FRAGMENTO DE ORIGEN -
Otro caso es las chicas que te usan porque en realidad ya están comprometidas con otros. Esas, efectivamente, sólo quieren tu cuerpo.

El caso (joder, lo que me cuesta no desviarme del tema) es que siempre tendemos a pensar que es cuestión de hombres eso de “me pica, pues me rasco”. Pensamos, erróneamente, que nosotras siempre nos concentramos en los sentimientos y que somos incapaces de tener una sórdida aventura sexual sin desarrollar lazos afectivos o emocionales. Es posible que quizá por una cuestión de educación, estemos menos acostumbradas a pensar sólo en el sexo y abandonar la idea de enamorarnos de alguien y formar una familia, pero tenemos deseo sexual, que a nadie se le olvide. Y a veces somos más gochas que ellos (léase gocha como cachonda o cerdaca. Este término astur viene patrocinado por mi amiga Alba)

Y así, según esta mente que tengo, a veces simple como el mecanismo de un botijo, a veces malévola como el guiso de patata y jamón cocido de mi madre, justifica el hecho de que, a veces, sólo a veces, deseemos sexualmente a alguien que nos cae soberanamente mal. Porque lo único que queremos hacer es jincárnoslo. Trajinárnoslo y que se calle. Que ni gima. Que sólo empuje. Triscar y a casa.

Y por lo que me cuentan por ahí… parece que ese tipo de situaciones se da más en el trabajo.

Menudo quilombo.

¿Y cuál es la solución a esta problemática? Pues hay muchas opciones, claro. Una es aferrarnos al odio y dejar que el deseo se vaya diluyendo con el tiempo (o el bromuro; sigo insistiendo en que deberían vender infusiones de bromuro en las herboristerías; me vendrían de lujo). Esto, no vayamos a mentirnos, nos va a producir una profunda desazón y frustración sexual imposible de solucionar con asaltos onanistas. Esa tensión sexual acrecentada por el odio, sólo puede resolverse follando. Como animales.

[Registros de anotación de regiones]
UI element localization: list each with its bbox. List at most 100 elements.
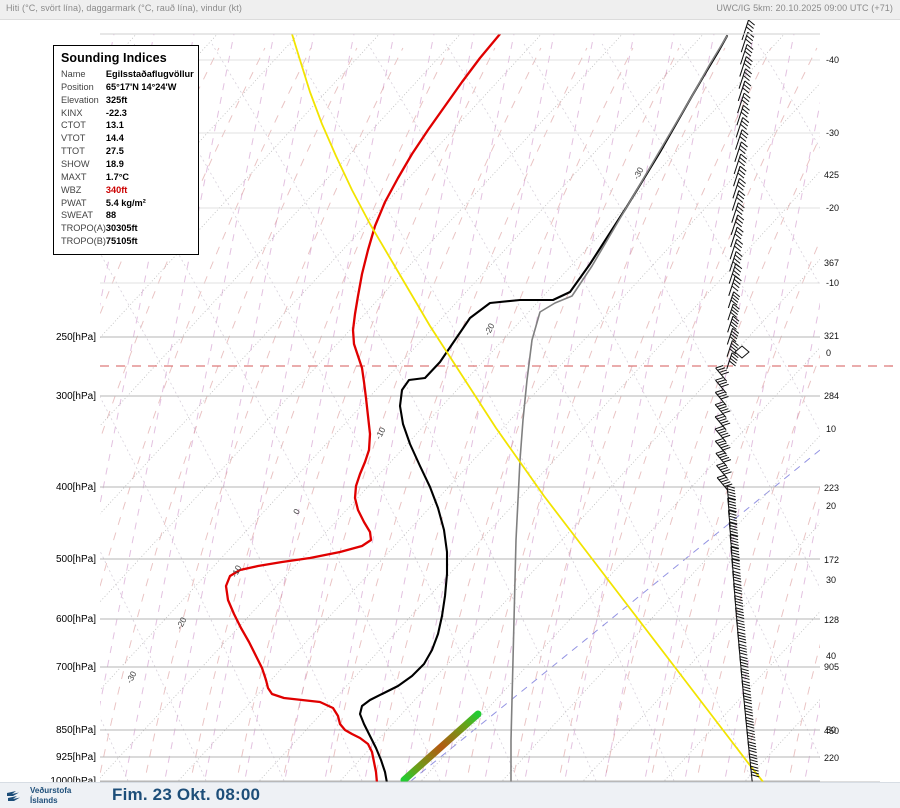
- wind-barb-feather: [739, 177, 746, 184]
- right-height-labels: 425 367 321 284 223 172 128 905 450 220: [824, 170, 839, 763]
- wind-barb-feather: [728, 506, 737, 510]
- wind-barb: [714, 392, 727, 406]
- sounding-curves[interactable]: [224, 34, 765, 783]
- wind-barb-feather: [746, 729, 755, 733]
- wind-barb-feather: [743, 62, 751, 69]
- indices-row: SWEAT 88: [61, 209, 194, 222]
- right-temperature-label: -30: [826, 128, 839, 138]
- indices-key: Elevation: [61, 94, 99, 105]
- wind-barb-feather: [715, 365, 724, 369]
- wind-barb-feather: [733, 585, 742, 589]
- wind-barb-feather: [730, 533, 739, 537]
- mixing-ratio-line: [683, 101, 820, 782]
- wind-barb-feather: [734, 591, 743, 595]
- wind-barb-feather: [732, 303, 740, 310]
- wind-barb-feather: [737, 628, 746, 632]
- wind-barb-feather: [733, 278, 741, 285]
- wind-barb-feather: [721, 456, 730, 461]
- wind-barb-feather: [739, 144, 747, 151]
- wind-barb-feather: [730, 537, 739, 541]
- wind-barb: [727, 315, 734, 333]
- moist-adiabat-line: [373, 47, 634, 782]
- wind-barb-feather: [743, 692, 752, 696]
- wind-barb-feather: [737, 172, 745, 179]
- wind-barb-feather: [735, 242, 743, 249]
- vedurstofa-logo[interactable]: Veðurstofa Íslands: [6, 786, 102, 806]
- wind-barb: [728, 263, 737, 284]
- wind-barb-feather: [717, 452, 726, 456]
- wind-barb: [741, 20, 749, 41]
- wind-barb-feather: [737, 214, 745, 221]
- wind-barb-feather: [729, 518, 738, 522]
- wind-barb: [715, 367, 727, 382]
- wind-barb-feather: [739, 655, 748, 660]
- wind-barb-feather: [730, 530, 738, 534]
- wind-barb: [736, 105, 744, 126]
- wind-barb-feather: [729, 336, 737, 343]
- wind-barb-feather: [727, 500, 736, 504]
- indices-value: 75105ft: [105, 236, 138, 247]
- wind-barb-feather: [729, 522, 738, 526]
- wind-barb-feather: [730, 299, 738, 306]
- wind-barb: [735, 129, 743, 150]
- wind-barb-feather: [741, 120, 749, 127]
- wind-barb: [733, 166, 741, 187]
- moist-adiabat-line: [465, 47, 726, 782]
- wind-barb-feather: [718, 405, 727, 410]
- mixing-ratio-line: [403, 34, 555, 782]
- wind-barb-feather: [736, 217, 744, 224]
- wind-barb-feather: [741, 676, 750, 680]
- wind-barb-feather: [720, 466, 728, 471]
- wind-barb-feather: [717, 440, 725, 444]
- wind-barb-feather: [728, 496, 737, 501]
- wind-barb-feather: [730, 311, 738, 318]
- mixing-ratio-line: [363, 34, 515, 782]
- right-temperature-label: -40: [826, 55, 839, 65]
- wind-barb-feather: [745, 47, 753, 54]
- wind-barb-feather: [733, 291, 741, 298]
- dry-adiabat-line: [100, 396, 285, 782]
- wind-barb-feather: [716, 403, 725, 408]
- wind-barb-feather: [714, 413, 723, 418]
- dry-adiabat-lines: [100, 43, 820, 782]
- wind-barb: [730, 226, 738, 248]
- indices-row: SHOW 18.9: [61, 158, 194, 171]
- pressure-axis-labels: 250[hPa] 300[hPa] 400[hPa] 500[hPa] 600[hPa]…: [50, 332, 96, 787]
- wind-barb-feather: [718, 476, 727, 481]
- pressure-gridlines: [100, 59, 820, 782]
- wind-barb-feather: [727, 497, 736, 501]
- wind-barb-feather: [718, 464, 727, 469]
- wind-barb-feather: [730, 546, 739, 550]
- wind-barb-feather: [722, 410, 731, 414]
- wind-barb-feather: [742, 117, 750, 123]
- wind-barb: [726, 485, 730, 503]
- indices-row: Elevation 325ft: [61, 94, 194, 107]
- wind-barb-feather: [737, 193, 745, 200]
- dry-adiabat-line: [133, 43, 519, 782]
- wind-barb-feather: [746, 725, 755, 729]
- wind-barb-feather: [750, 768, 759, 772]
- indices-value: 65°17'N 14°24'W: [105, 81, 177, 92]
- mixing-ratio-line: [283, 34, 435, 782]
- wind-barb-feather: [715, 389, 724, 393]
- wind-barb-feather: [728, 503, 737, 507]
- right-temperature-label: 50: [826, 725, 836, 735]
- sounding-indices-table: Name Egilsstaðaflugvöllur Position 65°17'N …: [61, 68, 194, 248]
- sounding-curve: [224, 34, 502, 782]
- indices-value: 340ft: [105, 184, 128, 195]
- wind-barb-pennant: [734, 345, 750, 359]
- wind-barb-feather: [742, 683, 751, 687]
- wind-barb-feather: [735, 603, 744, 607]
- wind-barb-feather: [746, 722, 755, 726]
- moist-adiabat-line: [143, 47, 404, 782]
- dry-adiabat-line: [211, 43, 597, 782]
- wind-barb-column[interactable]: [714, 20, 760, 784]
- moist-adiabat-line: [649, 239, 820, 782]
- sounding-indices-panel[interactable]: Sounding Indices Name Egilsstaðaflugvöllu…: [53, 45, 199, 256]
- mixing-ratio-line: [443, 34, 595, 782]
- wind-barb-feather: [737, 634, 746, 638]
- wind-barb-feather: [740, 664, 749, 668]
- right-height-label: 321: [824, 331, 839, 341]
- sounding-curve: [510, 35, 728, 782]
- indices-value: Egilsstaðaflugvöllur: [105, 69, 194, 79]
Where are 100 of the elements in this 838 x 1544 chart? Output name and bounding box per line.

PROBLEMA PLANTEADO 1 - Transcribe tal cual la parte del fragmento que se abre con las palabras que contienen "Otro caso es" y se cierra con "mi amiga Alba)".
PROBLEMA PLANTEADO 2 - Reproduce palabra por palabra, de las filas de anotación de regiones, solo la parte que se abre con la fila que contiene "- wind-barb-feather: [739, 177, 746, 184]" y se cierra con la que contiene "- wind-barb-feather: [746, 729, 755, 733]", ambas incluidas.

RESPUESTA CORRECTA 1 -
Otro caso es las chicas que te usan porque en realidad ya están comprometidas con otros. Esas, efectivamente, sólo quieren tu cuerpo.

El caso (joder, lo que me cuesta no desviarme del tema) es que siempre tendemos a pensar que es cuestión de hombres eso de “me pica, pues me rasco”. Pensamos, erróneamente, que nosotras siempre nos concentramos en los sentimientos y que somos incapaces de tener una sórdida aventura sexual sin desarrollar lazos afectivos o emocionales. Es posible que quizá por una cuestión de educación, estemos menos acostumbradas a pensar sólo en el sexo y abandonar la idea de enamorarnos de alguien y formar una familia, pero tenemos deseo sexual, que a nadie se le olvide. Y a veces somos más gochas que ellos (léase gocha como cachonda o cerdaca. Este término astur viene patrocinado por mi amiga Alba)

RESPUESTA CORRECTA 2 -
- wind-barb-feather: [739, 177, 746, 184]
- right-height-labels: 425 367 321 284 223 172 128 905 450 220: [824, 170, 839, 763]
- wind-barb-feather: [728, 506, 737, 510]
- wind-barb: [714, 392, 727, 406]
- sounding-curves[interactable]: [224, 34, 765, 783]
- wind-barb-feather: [746, 729, 755, 733]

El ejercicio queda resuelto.